◆ DOCUMENT TEXT ◆
%%

But surely, this is exactly what the RDF or OWL is supposed to do.    (022)

>To ignore this, I would argue, is to balkanize the web. Patrick Durusau
>and I spoke about such matters to this tribe already [1]. We argue that
>subject maps, even ones written in OWL, offer a simple means to
>disambiguate the web and without resort to an institutionalized, central
>identity server. Simply represent what you mean by the use of some URI
>in a self-documenting way such that reasoning engines can make
>distinctions. We call that subject mapping.    (023)

Everyone else calls it writing good ontologies :-)    (024)

Pat Hayes    (025)

>[1] http://ontolog.cim3.net/cgi-bin/wiki.pl?ConferenceCall_2006_04_27
>Pat Hayes wrote:
>>>  Pat,
>>>  The global postal address (name, street, city, country)
>>>  was adequate as a globally unique id for data transmission
>>>  (snail mail) for centuries.
>>  Only for about two centuries, and only in some countries. It didn't
>>  work in China until well after WW2, for example, and there are still
>>  many areas of the world where it does not work.  But in any case,
>>  this kind of quibbling is silly: we are clearly talking about
>>  computerized networks.
>>>    And we've had globally unique
>>>  ids for computer-like usage since the 1930s (Social Security
>>>  Numbers on punched-card machines).
>>  A SS number isn't going to do you much good outside the USA. Large
>  > though it is, the US is less than 5% of the world's total population
>>  (300 million in 6.7 billion)
>>>   They also supported data
>>>  storage and transmission (by putting cards on a truck and
>>>  shipping them to globally unique addresses).
>>  Again, not a lot of use across continental distances.
>>>  These techniques may sound primitive by today's standards,
>>>  but there is nothing in principle that is different about
>>>  URLs except speed and convenience.
>>  I profoundly disagree. The chief difference in principle is that the
>>  transmission can be done without human aid, and at near-instantaneous
>>  speeds, and is now genuinely world-wide.
>>>   On a related note, see
>>>  the proposed standard for TCP/IP links via carrier pigeon:
>>>     http://www.ietf.org/rfc/rfc1149.txt
>>>  That may be jocular, but it could work.
>>>  JFS>> With the advent of computer systems, programming tools
>>>>>   forced those "footnotes" to be made explicit, and they
>>>>>   have done so remarkably well since the 1950s.
>>>  PH> I guess I don't follow what you mean here.

%%

◆ RECORD SET ◆
%%

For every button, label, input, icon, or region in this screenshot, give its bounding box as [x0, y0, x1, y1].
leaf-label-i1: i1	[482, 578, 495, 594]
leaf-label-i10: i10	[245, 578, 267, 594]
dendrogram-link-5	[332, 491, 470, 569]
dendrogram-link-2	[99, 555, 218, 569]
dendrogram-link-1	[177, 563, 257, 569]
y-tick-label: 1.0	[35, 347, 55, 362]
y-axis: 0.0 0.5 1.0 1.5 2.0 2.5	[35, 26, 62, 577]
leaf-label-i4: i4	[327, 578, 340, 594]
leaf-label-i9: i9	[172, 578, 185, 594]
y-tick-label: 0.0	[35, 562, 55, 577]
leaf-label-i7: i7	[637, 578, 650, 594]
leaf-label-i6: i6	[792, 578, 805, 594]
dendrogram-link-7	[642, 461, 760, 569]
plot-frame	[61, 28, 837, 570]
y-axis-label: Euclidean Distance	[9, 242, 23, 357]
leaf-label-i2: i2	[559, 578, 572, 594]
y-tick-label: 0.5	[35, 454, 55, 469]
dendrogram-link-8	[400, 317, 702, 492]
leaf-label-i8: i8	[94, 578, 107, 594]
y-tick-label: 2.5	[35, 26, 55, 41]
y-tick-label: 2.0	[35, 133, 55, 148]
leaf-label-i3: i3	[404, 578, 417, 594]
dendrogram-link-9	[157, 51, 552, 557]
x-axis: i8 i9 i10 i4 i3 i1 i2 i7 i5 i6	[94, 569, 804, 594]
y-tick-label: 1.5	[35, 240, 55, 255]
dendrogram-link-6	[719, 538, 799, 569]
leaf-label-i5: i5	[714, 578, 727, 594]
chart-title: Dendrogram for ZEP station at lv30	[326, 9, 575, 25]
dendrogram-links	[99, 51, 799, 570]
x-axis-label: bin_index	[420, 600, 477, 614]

%%

◆ WRITTEN TASKS ◆
a) In the thread on unique identifiers, what share of the world's population does the US make up?
b) In the thread on unique identifiers, take the stretch from "Everyone else calls" through "street, city, country)" and swap "ontologies" for "vocabularies".
c) Write the next part of the thread on unique identifiers, picking up after its last line.
Nothing in the listing is needed here.

◆ RESULTS OF THE EXERCISE ◆
a) Less than 5% (300 million in 6.7 billion).

b)
Everyone else calls it writing good vocabularies :-)    (024)

Pat Hayes    (025)

>[1] http://ontolog.cim3.net/cgi-bin/wiki.pl?ConferenceCall_2006_04_27
>Pat Hayes wrote:
>>>  Pat,
>>>  The global postal address (name, street, city, country)

c)
>>>  The globally unique ids such as addresses and SSN's were
>>>  put on the computer.  By piling up enough of them, you
>>>  could get a unique key for anything in the world you wanted
>>>  to designate.
>>  No, you couldn't. But even if you were right, what has this got to do
>>  with footnotes?
>>>  That technique has been used in database
>>>  systems for over 40 years.
>>>  Admittedly, the methods were not uniform across all
>>>  implementations, they've been working for years.
>>>  PH> There were no global references before the Web.
>>>  No.  See above.
>>>  PH> Well, you can do things like this with redirects and so on.
>>>>   People often don't bother in simple cases, but there is a
>  >>>  lot of PHP out there. For example, my URI
>>>  But that involves building an ad hoc redirecting kludge on top
>>>  of a global system instead of building an ad hoc global kludge
>>>  on top of a local system.
>>  It is not an ad hoc kludge. Redirection is part of the basic
>>  machinery of the internet, and has been since day one. Well, maybe
>>  day two. Read Roy Fielding's thesis.
>>>  JFS> I still remember the early days of PCs, in which names
>>>>   of files and disk drives were hard coded in the programs
>>>>   and people complained about those hard coded connections.
>>>>   They pleaded for greater flexibility by parameterizing
>>>>   the connections.  But now the SemWeb has returned to the
>>>>   good (?) or bad (?) old days with hard coded connections.
>>>  PH> Not at all. In fact nothing could be further from the truth,
>>>>   cf http://www.w3.org/Provider/Style/URI
>>>  That reference just recommends some naming guidelines.  What I
>>>  was talking about is a context-dependent reference system, which
>>>  could be dynamically linked into various contexts.
>>  So was the reference cited.
>>>   That is the
>>>  typical programming-library notion that programmers have been
>>>  using since the early '60s.
>>>  For example, there are two fundamentally different ways of
>>>  linking a term, say "vehicle", into an environment:
>>>   1. Globally unique: a fixed definition that is independent
>>>      of any other definition for "vehicle" in any environment.
>>>   2. Context dependent: the term "vehicle" is linked to whatever
>>>      definition for "vehicle" is used in the current environment.
>>>  Method #1 is the default for the WWW, and method #2 must be
>>>  supported by some ad hoc kludge.
>>  Really, John, you should find out more about the actual Web
>>  architecture before saying such crazy things. URIs are globally
>>  unique. But that says nothing about global uniqueness of
>>  *definitions*, and a URI is not an address, it is an identifier. The
>>  process of getting from the URI to the 'place' where the identified
>>  resource is located - the http protocol specification - can be very
>>  complicated and intricate, and can easily accommodate your method #2.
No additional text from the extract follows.